### TASK BRIEF
Give the number of lines in this listing that contain the word "title", and nothing else.

— BEGIN RECORDED INFORMATION —

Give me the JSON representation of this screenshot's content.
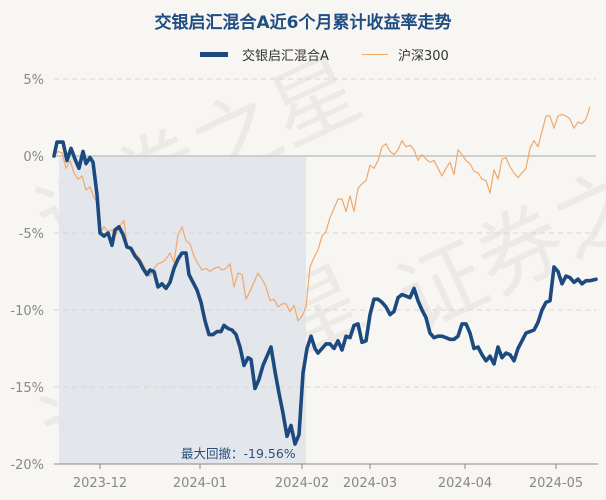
{
  "header": {
    "title": "交银启汇混合A近6个月累计收益率走势"
  },
  "legend": {
    "items": [
      {
        "label": "交银启汇混合A",
        "color": "#1c4a7e",
        "style": "thick"
      },
      {
        "label": "沪深300",
        "color": "#f0a86a",
        "style": "thin"
      }
    ]
  },
  "annotation": {
    "max_drawdown_label": "最大回撤：-19.56%"
  },
  "watermark": "证券之星",
  "colors": {
    "fund_line": "#1c4a7e",
    "index_line": "#f0a86a",
    "drawdown_fill": "#e2e6ea",
    "background": "#f8f6f3"
  },
  "chart_data": {
    "type": "line",
    "title": "交银启汇混合A近6个月累计收益率走势",
    "xlabel": "",
    "ylabel": "",
    "ylim": [
      -20,
      5
    ],
    "yticks": [
      "5%",
      "0%",
      "-5%",
      "-10%",
      "-15%",
      "-20%"
    ],
    "xticks": [
      "2023-12",
      "2024-01",
      "2024-02",
      "2024-03",
      "2024-04",
      "2024-05"
    ],
    "grid": "horizontal dashed",
    "legend_position": "top",
    "max_drawdown": "-19.56%",
    "series": [
      {
        "name": "交银启汇混合A",
        "points": [
          [
            54,
            0
          ],
          [
            57,
            0.9
          ],
          [
            63,
            0.9
          ],
          [
            67,
            -0.3
          ],
          [
            71,
            0.5
          ],
          [
            75,
            -0.2
          ],
          [
            79,
            -0.8
          ],
          [
            83,
            0.3
          ],
          [
            86,
            -0.5
          ],
          [
            90,
            -0.1
          ],
          [
            93,
            -0.4
          ],
          [
            97,
            -2.5
          ],
          [
            100,
            -5.0
          ],
          [
            104,
            -5.2
          ],
          [
            108,
            -5.0
          ],
          [
            112,
            -5.8
          ],
          [
            115,
            -4.8
          ],
          [
            119,
            -4.6
          ],
          [
            123,
            -5.1
          ],
          [
            127,
            -5.9
          ],
          [
            131,
            -6.0
          ],
          [
            135,
            -6.5
          ],
          [
            139,
            -6.8
          ],
          [
            143,
            -7.3
          ],
          [
            147,
            -7.7
          ],
          [
            150,
            -7.4
          ],
          [
            154,
            -7.5
          ],
          [
            158,
            -8.5
          ],
          [
            162,
            -8.3
          ],
          [
            166,
            -8.6
          ],
          [
            170,
            -8.2
          ],
          [
            174,
            -7.3
          ],
          [
            178,
            -6.7
          ],
          [
            182,
            -6.3
          ],
          [
            186,
            -6.3
          ],
          [
            189,
            -7.7
          ],
          [
            193,
            -8.2
          ],
          [
            197,
            -8.7
          ],
          [
            201,
            -9.5
          ],
          [
            205,
            -10.7
          ],
          [
            209,
            -11.6
          ],
          [
            213,
            -11.6
          ],
          [
            217,
            -11.4
          ],
          [
            221,
            -11.4
          ],
          [
            224,
            -11.0
          ],
          [
            228,
            -11.2
          ],
          [
            232,
            -11.3
          ],
          [
            236,
            -11.6
          ],
          [
            240,
            -12.4
          ],
          [
            244,
            -13.6
          ],
          [
            248,
            -13.1
          ],
          [
            251,
            -13.2
          ],
          [
            255,
            -15.1
          ],
          [
            259,
            -14.5
          ],
          [
            263,
            -13.6
          ],
          [
            267,
            -13.0
          ],
          [
            271,
            -12.4
          ],
          [
            275,
            -14.0
          ],
          [
            279,
            -15.4
          ],
          [
            283,
            -16.7
          ],
          [
            287,
            -18.2
          ],
          [
            291,
            -17.5
          ],
          [
            295,
            -18.7
          ],
          [
            299,
            -18.1
          ],
          [
            303,
            -14.1
          ],
          [
            307,
            -12.5
          ],
          [
            311,
            -11.7
          ],
          [
            315,
            -12.5
          ],
          [
            318,
            -12.8
          ],
          [
            322,
            -12.5
          ],
          [
            326,
            -12.2
          ],
          [
            330,
            -12.2
          ],
          [
            334,
            -12.5
          ],
          [
            338,
            -12.0
          ],
          [
            342,
            -12.6
          ],
          [
            346,
            -11.7
          ],
          [
            350,
            -11.8
          ],
          [
            354,
            -11.0
          ],
          [
            358,
            -10.9
          ],
          [
            362,
            -12.1
          ],
          [
            366,
            -12.0
          ],
          [
            370,
            -10.3
          ],
          [
            374,
            -9.3
          ],
          [
            378,
            -9.3
          ],
          [
            382,
            -9.5
          ],
          [
            386,
            -9.8
          ],
          [
            390,
            -10.3
          ],
          [
            394,
            -10.1
          ],
          [
            398,
            -9.2
          ],
          [
            402,
            -9.0
          ],
          [
            406,
            -9.1
          ],
          [
            410,
            -9.2
          ],
          [
            414,
            -8.6
          ],
          [
            418,
            -9.4
          ],
          [
            422,
            -10.0
          ],
          [
            426,
            -10.5
          ],
          [
            430,
            -11.5
          ],
          [
            434,
            -11.8
          ],
          [
            438,
            -11.7
          ],
          [
            442,
            -11.7
          ],
          [
            446,
            -11.8
          ],
          [
            450,
            -11.9
          ],
          [
            454,
            -11.9
          ],
          [
            458,
            -11.7
          ],
          [
            462,
            -10.9
          ],
          [
            466,
            -10.9
          ],
          [
            470,
            -11.5
          ],
          [
            474,
            -12.5
          ],
          [
            478,
            -12.4
          ],
          [
            482,
            -12.9
          ],
          [
            486,
            -13.3
          ],
          [
            490,
            -13.0
          ],
          [
            494,
            -13.5
          ],
          [
            498,
            -12.4
          ],
          [
            502,
            -13.1
          ],
          [
            506,
            -12.8
          ],
          [
            510,
            -12.9
          ],
          [
            514,
            -13.3
          ],
          [
            518,
            -12.5
          ],
          [
            522,
            -12.0
          ],
          [
            526,
            -11.5
          ],
          [
            530,
            -11.4
          ],
          [
            534,
            -11.3
          ],
          [
            538,
            -10.8
          ],
          [
            542,
            -10.0
          ],
          [
            546,
            -9.5
          ],
          [
            550,
            -9.4
          ],
          [
            554,
            -7.2
          ],
          [
            558,
            -7.5
          ],
          [
            562,
            -8.3
          ],
          [
            566,
            -7.8
          ],
          [
            570,
            -7.9
          ],
          [
            574,
            -8.2
          ],
          [
            578,
            -8.0
          ],
          [
            582,
            -8.3
          ],
          [
            586,
            -8.1
          ],
          [
            590,
            -8.1
          ],
          [
            596,
            -8.0
          ]
        ]
      },
      {
        "name": "沪深300",
        "points": [
          [
            54,
            0
          ],
          [
            58,
            0.3
          ],
          [
            62,
            0.2
          ],
          [
            66,
            -0.8
          ],
          [
            70,
            -0.3
          ],
          [
            74,
            -1.1
          ],
          [
            78,
            -1.5
          ],
          [
            82,
            -1.3
          ],
          [
            86,
            -2.2
          ],
          [
            90,
            -2.0
          ],
          [
            94,
            -2.7
          ],
          [
            97,
            -3.0
          ],
          [
            100,
            -5.0
          ],
          [
            104,
            -4.6
          ],
          [
            108,
            -4.9
          ],
          [
            112,
            -4.8
          ],
          [
            116,
            -5.1
          ],
          [
            120,
            -4.5
          ],
          [
            124,
            -4.2
          ],
          [
            127,
            -5.8
          ],
          [
            131,
            -5.9
          ],
          [
            135,
            -6.3
          ],
          [
            139,
            -6.6
          ],
          [
            143,
            -7.0
          ],
          [
            147,
            -7.6
          ],
          [
            150,
            -7.8
          ],
          [
            154,
            -7.3
          ],
          [
            158,
            -7.0
          ],
          [
            162,
            -6.9
          ],
          [
            166,
            -6.7
          ],
          [
            170,
            -6.3
          ],
          [
            174,
            -6.9
          ],
          [
            178,
            -5.1
          ],
          [
            182,
            -4.6
          ],
          [
            186,
            -5.5
          ],
          [
            190,
            -5.7
          ],
          [
            194,
            -6.5
          ],
          [
            198,
            -7.0
          ],
          [
            202,
            -7.4
          ],
          [
            206,
            -7.3
          ],
          [
            210,
            -7.5
          ],
          [
            214,
            -7.3
          ],
          [
            218,
            -7.2
          ],
          [
            222,
            -7.4
          ],
          [
            226,
            -7.3
          ],
          [
            230,
            -7.0
          ],
          [
            234,
            -8.5
          ],
          [
            238,
            -7.6
          ],
          [
            242,
            -7.7
          ],
          [
            246,
            -9.3
          ],
          [
            250,
            -8.8
          ],
          [
            254,
            -8.2
          ],
          [
            258,
            -7.6
          ],
          [
            262,
            -8.0
          ],
          [
            266,
            -8.5
          ],
          [
            270,
            -9.4
          ],
          [
            274,
            -9.3
          ],
          [
            278,
            -9.8
          ],
          [
            282,
            -9.6
          ],
          [
            286,
            -9.6
          ],
          [
            290,
            -10.1
          ],
          [
            294,
            -9.7
          ],
          [
            298,
            -10.7
          ],
          [
            302,
            -10.4
          ],
          [
            306,
            -9.8
          ],
          [
            310,
            -7.2
          ],
          [
            314,
            -6.6
          ],
          [
            318,
            -6.1
          ],
          [
            322,
            -5.2
          ],
          [
            326,
            -4.9
          ],
          [
            330,
            -4.0
          ],
          [
            334,
            -3.4
          ],
          [
            338,
            -2.8
          ],
          [
            342,
            -2.8
          ],
          [
            346,
            -3.6
          ],
          [
            350,
            -2.6
          ],
          [
            354,
            -3.6
          ],
          [
            358,
            -2.1
          ],
          [
            362,
            -1.8
          ],
          [
            366,
            -1.6
          ],
          [
            370,
            -0.6
          ],
          [
            374,
            -0.8
          ],
          [
            378,
            -0.3
          ],
          [
            382,
            0.6
          ],
          [
            386,
            0.8
          ],
          [
            390,
            0.3
          ],
          [
            394,
            0.1
          ],
          [
            398,
            0.4
          ],
          [
            402,
            1.0
          ],
          [
            406,
            0.6
          ],
          [
            410,
            0.7
          ],
          [
            414,
            0.4
          ],
          [
            418,
            -0.3
          ],
          [
            422,
            0.1
          ],
          [
            426,
            -0.2
          ],
          [
            430,
            -0.4
          ],
          [
            434,
            -0.3
          ],
          [
            438,
            -0.8
          ],
          [
            442,
            -1.3
          ],
          [
            446,
            -0.8
          ],
          [
            450,
            -0.4
          ],
          [
            454,
            -1.2
          ],
          [
            458,
            0.4
          ],
          [
            462,
            0.1
          ],
          [
            466,
            -0.3
          ],
          [
            470,
            -0.5
          ],
          [
            474,
            -1.0
          ],
          [
            478,
            -1.1
          ],
          [
            482,
            -1.5
          ],
          [
            486,
            -1.6
          ],
          [
            490,
            -2.4
          ],
          [
            494,
            -0.9
          ],
          [
            498,
            -1.5
          ],
          [
            502,
            -0.2
          ],
          [
            506,
            -0.1
          ],
          [
            510,
            -0.7
          ],
          [
            514,
            -1.1
          ],
          [
            518,
            -1.4
          ],
          [
            522,
            -1.1
          ],
          [
            526,
            -0.8
          ],
          [
            530,
            0.5
          ],
          [
            534,
            1.0
          ],
          [
            538,
            0.6
          ],
          [
            542,
            1.6
          ],
          [
            546,
            2.6
          ],
          [
            550,
            2.6
          ],
          [
            554,
            1.8
          ],
          [
            558,
            2.6
          ],
          [
            562,
            2.7
          ],
          [
            566,
            2.6
          ],
          [
            570,
            2.4
          ],
          [
            574,
            1.8
          ],
          [
            578,
            2.2
          ],
          [
            582,
            2.1
          ],
          [
            586,
            2.4
          ],
          [
            590,
            3.2
          ]
        ]
      }
    ]
  }
}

— END RECORDED INFORMATION —

### SOLUTION TO THE EXERCISE
2